• _Short exercise_: Reproduce each line from the records that holds "porzioni".

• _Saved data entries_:
++++
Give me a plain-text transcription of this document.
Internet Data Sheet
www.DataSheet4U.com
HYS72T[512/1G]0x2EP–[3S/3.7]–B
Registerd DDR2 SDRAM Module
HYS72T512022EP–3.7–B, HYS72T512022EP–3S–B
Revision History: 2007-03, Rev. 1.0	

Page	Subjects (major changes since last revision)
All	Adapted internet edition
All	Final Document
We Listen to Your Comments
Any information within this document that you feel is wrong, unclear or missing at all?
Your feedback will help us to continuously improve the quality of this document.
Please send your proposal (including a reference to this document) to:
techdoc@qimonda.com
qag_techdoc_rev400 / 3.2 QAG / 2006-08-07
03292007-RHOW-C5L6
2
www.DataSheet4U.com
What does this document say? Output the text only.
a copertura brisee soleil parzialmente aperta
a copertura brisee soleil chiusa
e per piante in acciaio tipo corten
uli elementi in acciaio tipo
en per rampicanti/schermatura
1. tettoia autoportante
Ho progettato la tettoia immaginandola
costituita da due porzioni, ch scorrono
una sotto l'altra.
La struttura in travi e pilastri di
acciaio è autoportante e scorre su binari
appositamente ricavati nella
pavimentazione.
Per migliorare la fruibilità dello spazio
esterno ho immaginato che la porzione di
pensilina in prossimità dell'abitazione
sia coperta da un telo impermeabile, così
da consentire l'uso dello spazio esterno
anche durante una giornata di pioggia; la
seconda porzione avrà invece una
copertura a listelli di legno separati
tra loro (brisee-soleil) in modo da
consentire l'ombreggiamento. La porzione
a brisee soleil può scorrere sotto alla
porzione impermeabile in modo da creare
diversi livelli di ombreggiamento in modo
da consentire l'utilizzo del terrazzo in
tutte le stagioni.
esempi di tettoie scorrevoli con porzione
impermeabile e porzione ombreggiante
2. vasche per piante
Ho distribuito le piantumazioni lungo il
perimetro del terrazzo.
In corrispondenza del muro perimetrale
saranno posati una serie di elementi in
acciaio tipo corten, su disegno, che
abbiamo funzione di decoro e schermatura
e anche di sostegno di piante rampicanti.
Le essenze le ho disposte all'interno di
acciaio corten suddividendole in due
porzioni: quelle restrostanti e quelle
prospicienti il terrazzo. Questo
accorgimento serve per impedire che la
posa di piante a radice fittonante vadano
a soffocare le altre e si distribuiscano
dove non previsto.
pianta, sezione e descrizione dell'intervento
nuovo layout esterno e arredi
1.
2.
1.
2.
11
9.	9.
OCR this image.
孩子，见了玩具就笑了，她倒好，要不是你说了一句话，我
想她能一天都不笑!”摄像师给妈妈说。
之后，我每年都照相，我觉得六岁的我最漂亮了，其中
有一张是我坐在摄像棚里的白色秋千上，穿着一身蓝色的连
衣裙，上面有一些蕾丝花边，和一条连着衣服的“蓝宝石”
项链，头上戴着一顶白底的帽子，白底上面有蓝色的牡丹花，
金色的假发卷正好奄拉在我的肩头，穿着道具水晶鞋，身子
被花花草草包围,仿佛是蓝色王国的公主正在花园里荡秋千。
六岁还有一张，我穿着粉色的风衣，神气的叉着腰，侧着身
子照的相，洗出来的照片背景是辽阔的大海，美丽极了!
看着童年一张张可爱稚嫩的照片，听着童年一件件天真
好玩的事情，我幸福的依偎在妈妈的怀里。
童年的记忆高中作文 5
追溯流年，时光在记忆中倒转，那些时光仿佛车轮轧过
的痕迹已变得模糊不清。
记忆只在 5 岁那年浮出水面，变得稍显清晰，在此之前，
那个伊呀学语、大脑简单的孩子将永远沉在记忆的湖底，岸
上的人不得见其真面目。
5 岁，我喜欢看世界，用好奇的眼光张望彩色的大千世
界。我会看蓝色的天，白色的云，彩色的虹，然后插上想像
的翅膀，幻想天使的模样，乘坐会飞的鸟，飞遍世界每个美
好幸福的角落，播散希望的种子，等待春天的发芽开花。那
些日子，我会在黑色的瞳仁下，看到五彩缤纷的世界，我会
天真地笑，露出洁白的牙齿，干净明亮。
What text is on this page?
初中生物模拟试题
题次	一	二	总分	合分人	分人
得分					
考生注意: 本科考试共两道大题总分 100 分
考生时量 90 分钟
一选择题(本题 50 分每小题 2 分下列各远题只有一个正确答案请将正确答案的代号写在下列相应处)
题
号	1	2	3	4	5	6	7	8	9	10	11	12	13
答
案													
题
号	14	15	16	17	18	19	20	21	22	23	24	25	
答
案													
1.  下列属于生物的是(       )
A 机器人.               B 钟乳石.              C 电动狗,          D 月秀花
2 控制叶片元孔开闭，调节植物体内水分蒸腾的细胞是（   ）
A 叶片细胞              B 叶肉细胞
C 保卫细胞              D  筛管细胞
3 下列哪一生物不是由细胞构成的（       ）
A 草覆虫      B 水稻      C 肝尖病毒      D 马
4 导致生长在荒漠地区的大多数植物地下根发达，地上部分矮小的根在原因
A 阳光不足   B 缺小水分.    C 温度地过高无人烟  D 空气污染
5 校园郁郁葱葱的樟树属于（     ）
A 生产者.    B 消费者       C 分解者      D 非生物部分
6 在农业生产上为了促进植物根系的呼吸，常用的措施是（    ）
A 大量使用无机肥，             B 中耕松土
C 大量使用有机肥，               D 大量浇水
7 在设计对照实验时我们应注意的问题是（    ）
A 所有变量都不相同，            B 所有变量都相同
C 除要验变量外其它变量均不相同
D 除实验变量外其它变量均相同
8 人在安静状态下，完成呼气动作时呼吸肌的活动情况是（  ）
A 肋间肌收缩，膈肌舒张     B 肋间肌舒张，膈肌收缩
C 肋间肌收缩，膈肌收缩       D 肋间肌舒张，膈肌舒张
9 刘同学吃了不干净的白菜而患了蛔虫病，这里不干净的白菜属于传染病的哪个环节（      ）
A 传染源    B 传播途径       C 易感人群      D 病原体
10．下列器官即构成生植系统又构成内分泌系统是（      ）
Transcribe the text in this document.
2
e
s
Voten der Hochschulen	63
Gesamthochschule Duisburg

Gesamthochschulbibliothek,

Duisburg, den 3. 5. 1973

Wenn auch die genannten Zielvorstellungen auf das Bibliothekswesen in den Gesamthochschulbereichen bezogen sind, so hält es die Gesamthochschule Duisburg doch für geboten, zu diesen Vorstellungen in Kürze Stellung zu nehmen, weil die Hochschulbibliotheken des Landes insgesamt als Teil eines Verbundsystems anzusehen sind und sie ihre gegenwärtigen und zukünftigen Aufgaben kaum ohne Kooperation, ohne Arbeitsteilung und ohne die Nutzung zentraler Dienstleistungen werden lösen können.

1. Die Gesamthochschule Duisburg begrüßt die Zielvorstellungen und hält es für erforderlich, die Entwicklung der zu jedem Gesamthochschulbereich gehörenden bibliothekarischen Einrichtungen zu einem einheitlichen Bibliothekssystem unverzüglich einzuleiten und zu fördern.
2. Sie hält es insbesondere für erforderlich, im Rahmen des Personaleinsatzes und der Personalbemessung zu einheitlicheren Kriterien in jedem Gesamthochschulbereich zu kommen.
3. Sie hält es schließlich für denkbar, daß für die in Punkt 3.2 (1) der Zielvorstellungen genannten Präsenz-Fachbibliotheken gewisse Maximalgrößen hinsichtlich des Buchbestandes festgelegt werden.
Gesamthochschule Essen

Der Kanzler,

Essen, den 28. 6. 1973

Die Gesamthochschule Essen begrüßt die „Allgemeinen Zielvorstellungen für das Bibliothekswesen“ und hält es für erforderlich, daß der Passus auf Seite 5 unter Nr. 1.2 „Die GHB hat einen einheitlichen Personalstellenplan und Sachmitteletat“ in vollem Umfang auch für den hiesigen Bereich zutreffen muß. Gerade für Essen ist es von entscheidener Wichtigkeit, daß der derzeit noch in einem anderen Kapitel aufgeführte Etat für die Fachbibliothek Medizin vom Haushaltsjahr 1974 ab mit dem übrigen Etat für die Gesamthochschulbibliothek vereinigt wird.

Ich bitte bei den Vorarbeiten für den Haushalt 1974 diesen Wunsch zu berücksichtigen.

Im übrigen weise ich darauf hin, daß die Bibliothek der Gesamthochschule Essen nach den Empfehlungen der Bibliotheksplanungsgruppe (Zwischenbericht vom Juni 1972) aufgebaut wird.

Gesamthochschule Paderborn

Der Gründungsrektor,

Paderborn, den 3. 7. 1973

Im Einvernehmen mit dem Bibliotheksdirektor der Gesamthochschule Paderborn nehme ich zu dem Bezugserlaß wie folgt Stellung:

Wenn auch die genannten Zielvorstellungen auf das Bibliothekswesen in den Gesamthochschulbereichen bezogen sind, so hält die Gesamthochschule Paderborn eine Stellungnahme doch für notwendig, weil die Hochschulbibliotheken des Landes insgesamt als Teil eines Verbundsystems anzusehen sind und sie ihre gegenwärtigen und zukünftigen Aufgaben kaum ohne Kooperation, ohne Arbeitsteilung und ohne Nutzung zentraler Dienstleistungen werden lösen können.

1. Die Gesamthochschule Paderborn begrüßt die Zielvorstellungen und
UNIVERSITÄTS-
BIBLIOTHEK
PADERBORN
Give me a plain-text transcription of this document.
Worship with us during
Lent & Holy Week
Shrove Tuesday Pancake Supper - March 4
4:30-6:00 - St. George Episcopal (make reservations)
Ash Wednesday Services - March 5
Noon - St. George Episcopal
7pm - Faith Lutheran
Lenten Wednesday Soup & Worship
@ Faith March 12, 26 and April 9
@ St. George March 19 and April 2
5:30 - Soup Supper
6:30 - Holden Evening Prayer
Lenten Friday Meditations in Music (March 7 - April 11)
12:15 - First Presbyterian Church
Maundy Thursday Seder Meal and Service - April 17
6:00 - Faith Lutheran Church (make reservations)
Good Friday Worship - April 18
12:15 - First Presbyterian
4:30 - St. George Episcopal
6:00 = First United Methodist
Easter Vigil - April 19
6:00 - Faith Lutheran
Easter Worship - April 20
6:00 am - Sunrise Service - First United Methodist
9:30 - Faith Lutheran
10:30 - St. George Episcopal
++++
• _Task solution_:
costituita da due porzioni, ch scorrono
porzioni: quelle restrostanti e quelle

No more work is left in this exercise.